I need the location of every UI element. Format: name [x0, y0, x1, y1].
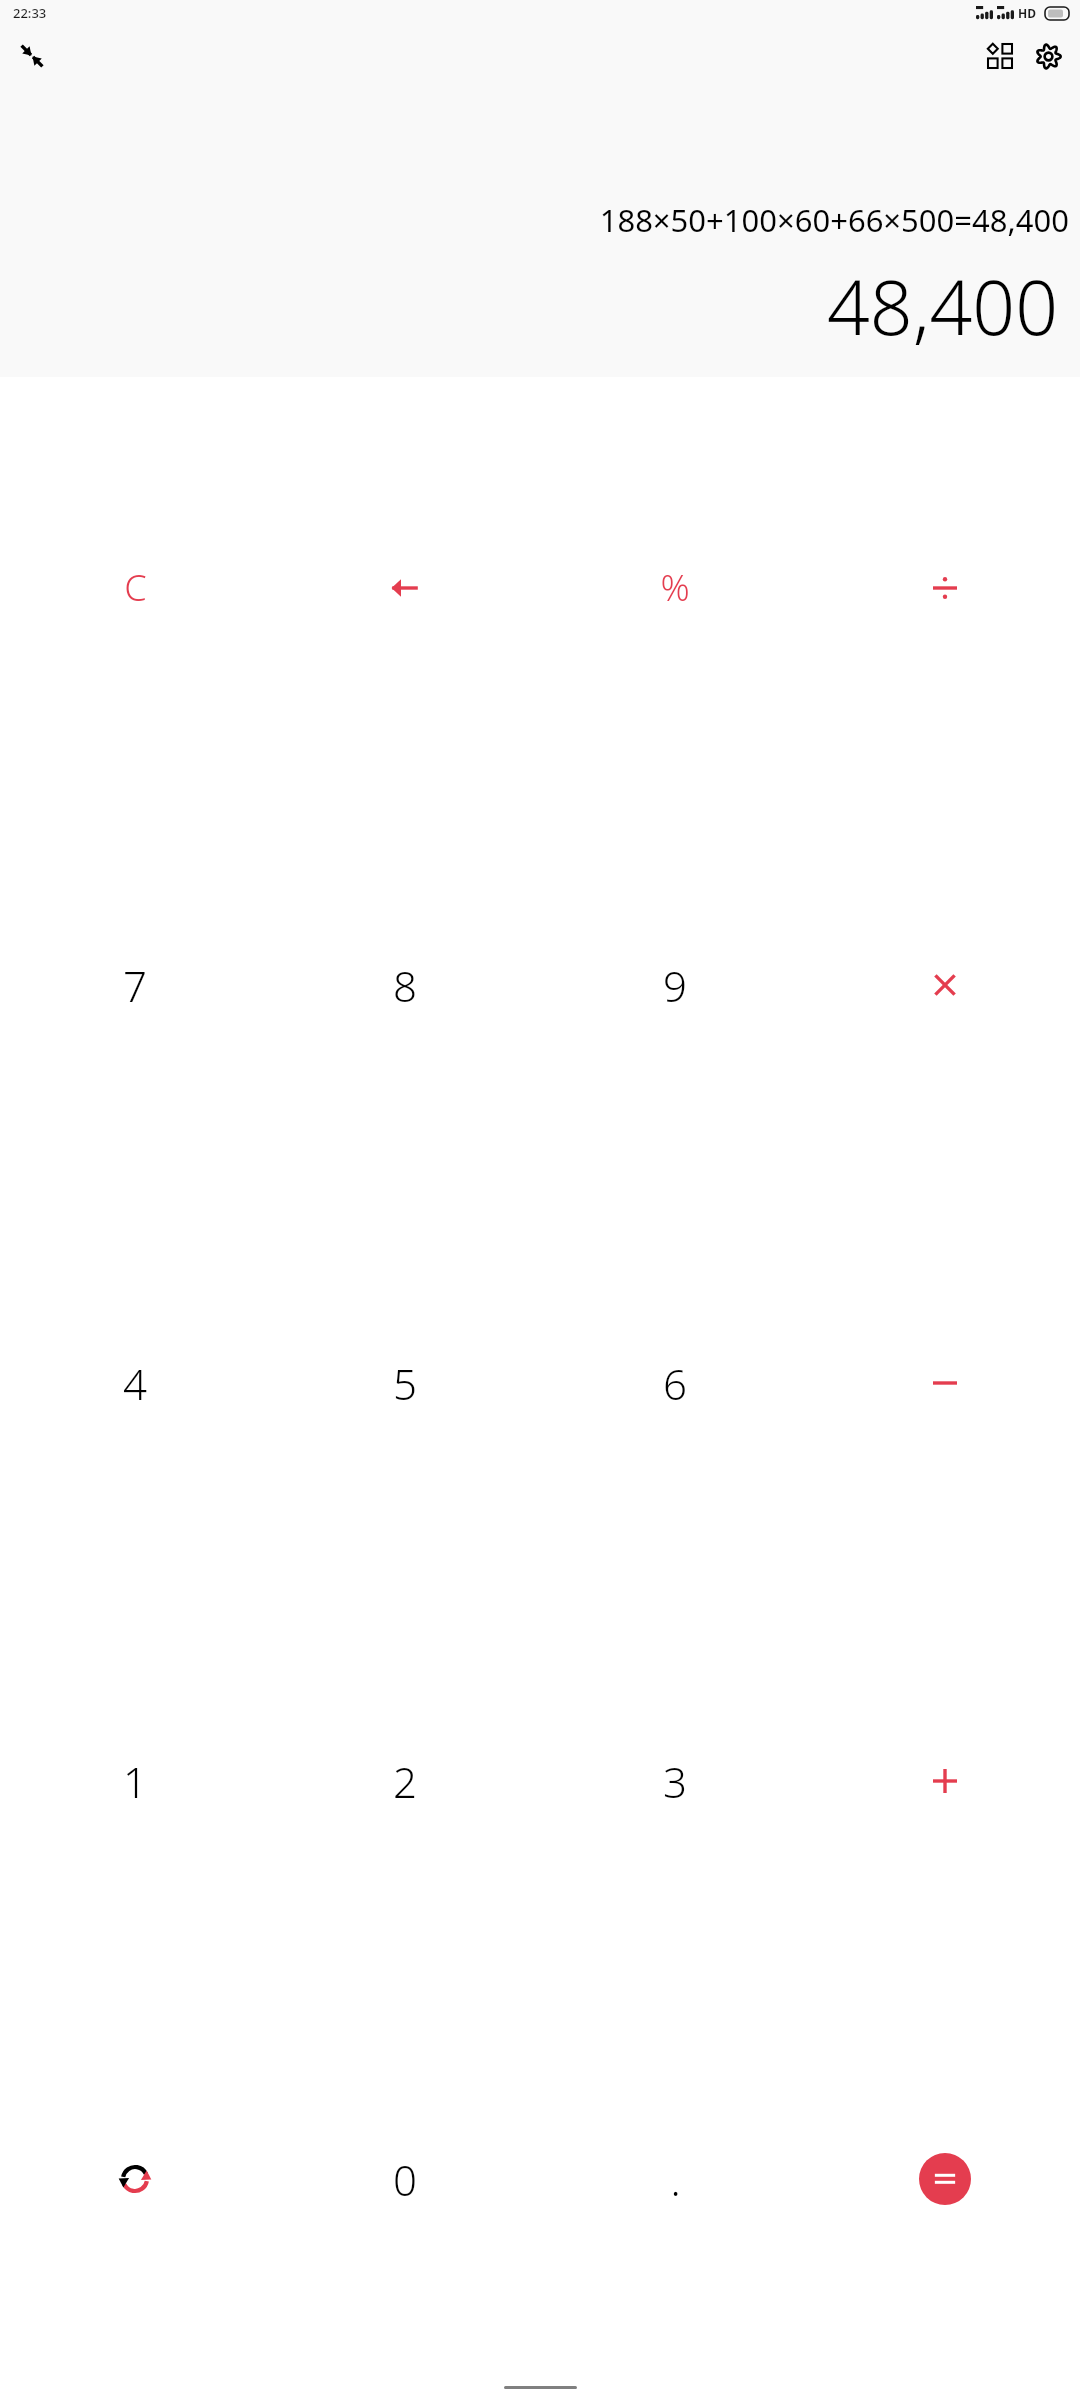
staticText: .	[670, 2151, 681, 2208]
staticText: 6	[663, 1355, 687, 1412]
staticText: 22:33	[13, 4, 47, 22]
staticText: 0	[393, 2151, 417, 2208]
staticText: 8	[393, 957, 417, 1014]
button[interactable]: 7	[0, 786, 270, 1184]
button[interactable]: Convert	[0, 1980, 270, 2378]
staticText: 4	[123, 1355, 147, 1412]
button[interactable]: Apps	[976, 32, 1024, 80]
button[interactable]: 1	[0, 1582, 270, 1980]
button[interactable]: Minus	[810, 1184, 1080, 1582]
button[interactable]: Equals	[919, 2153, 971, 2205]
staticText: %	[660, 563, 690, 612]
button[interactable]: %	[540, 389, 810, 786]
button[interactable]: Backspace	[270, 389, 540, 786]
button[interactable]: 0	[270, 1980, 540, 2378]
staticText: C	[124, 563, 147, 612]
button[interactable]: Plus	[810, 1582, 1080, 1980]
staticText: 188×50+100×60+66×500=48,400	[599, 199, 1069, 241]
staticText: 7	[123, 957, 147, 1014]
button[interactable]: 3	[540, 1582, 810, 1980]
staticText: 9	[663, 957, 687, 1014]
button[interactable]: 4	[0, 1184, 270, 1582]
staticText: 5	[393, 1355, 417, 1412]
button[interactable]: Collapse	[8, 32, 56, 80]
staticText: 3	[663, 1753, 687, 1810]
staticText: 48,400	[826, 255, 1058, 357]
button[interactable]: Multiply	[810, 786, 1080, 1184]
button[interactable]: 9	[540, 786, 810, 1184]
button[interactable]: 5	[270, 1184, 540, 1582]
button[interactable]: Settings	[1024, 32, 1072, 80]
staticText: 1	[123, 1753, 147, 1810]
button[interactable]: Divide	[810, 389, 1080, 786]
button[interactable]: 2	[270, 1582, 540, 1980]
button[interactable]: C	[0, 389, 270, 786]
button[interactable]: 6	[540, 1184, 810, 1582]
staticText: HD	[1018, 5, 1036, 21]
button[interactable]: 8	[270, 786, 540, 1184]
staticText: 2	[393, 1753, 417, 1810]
--
Put every line of the item above into a JSON list of strings, with one string per line and blank lines omitted. Leave the picture out of the list.

[
  "I need the location of every UI element. Format: name [x0, y0, x1, y1].",
  "staticText: .\t[670, 2151, 681, 2208]",
  "staticText: 6\t[663, 1355, 687, 1412]",
  "staticText: 22:33\t[13, 4, 47, 22]",
  "staticText: 0\t[393, 2151, 417, 2208]",
  "staticText: 8\t[393, 957, 417, 1014]",
  "button[interactable]: 7\t[0, 786, 270, 1184]",
  "button[interactable]: Convert\t[0, 1980, 270, 2378]",
  "staticText: 4\t[123, 1355, 147, 1412]",
  "button[interactable]: Apps\t[976, 32, 1024, 80]",
  "button[interactable]: 1\t[0, 1582, 270, 1980]",
  "button[interactable]: Minus\t[810, 1184, 1080, 1582]",
  "button[interactable]: Equals\t[919, 2153, 971, 2205]",
  "staticText: %\t[660, 563, 690, 612]",
  "button[interactable]: %\t[540, 389, 810, 786]",
  "button[interactable]: Backspace\t[270, 389, 540, 786]",
  "button[interactable]: 0\t[270, 1980, 540, 2378]",
  "staticText: C\t[124, 563, 147, 612]",
  "button[interactable]: Plus\t[810, 1582, 1080, 1980]",
  "staticText: 188×50+100×60+66×500=48,400\t[599, 199, 1069, 241]",
  "staticText: 7\t[123, 957, 147, 1014]",
  "button[interactable]: 3\t[540, 1582, 810, 1980]",
  "staticText: 9\t[663, 957, 687, 1014]",
  "button[interactable]: 4\t[0, 1184, 270, 1582]",
  "staticText: 5\t[393, 1355, 417, 1412]",
  "button[interactable]: Collapse\t[8, 32, 56, 80]",
  "staticText: 3\t[663, 1753, 687, 1810]",
  "staticText: 48,400\t[826, 255, 1058, 357]",
  "button[interactable]: Multiply\t[810, 786, 1080, 1184]",
  "button[interactable]: 9\t[540, 786, 810, 1184]",
  "button[interactable]: 5\t[270, 1184, 540, 1582]",
  "button[interactable]: Settings\t[1024, 32, 1072, 80]",
  "staticText: 1\t[123, 1753, 147, 1810]",
  "button[interactable]: Divide\t[810, 389, 1080, 786]",
  "button[interactable]: 2\t[270, 1582, 540, 1980]",
  "button[interactable]: C\t[0, 389, 270, 786]",
  "button[interactable]: 6\t[540, 1184, 810, 1582]",
  "staticText: HD\t[1018, 5, 1036, 21]",
  "button[interactable]: 8\t[270, 786, 540, 1184]",
  "staticText: 2\t[393, 1753, 417, 1810]"
]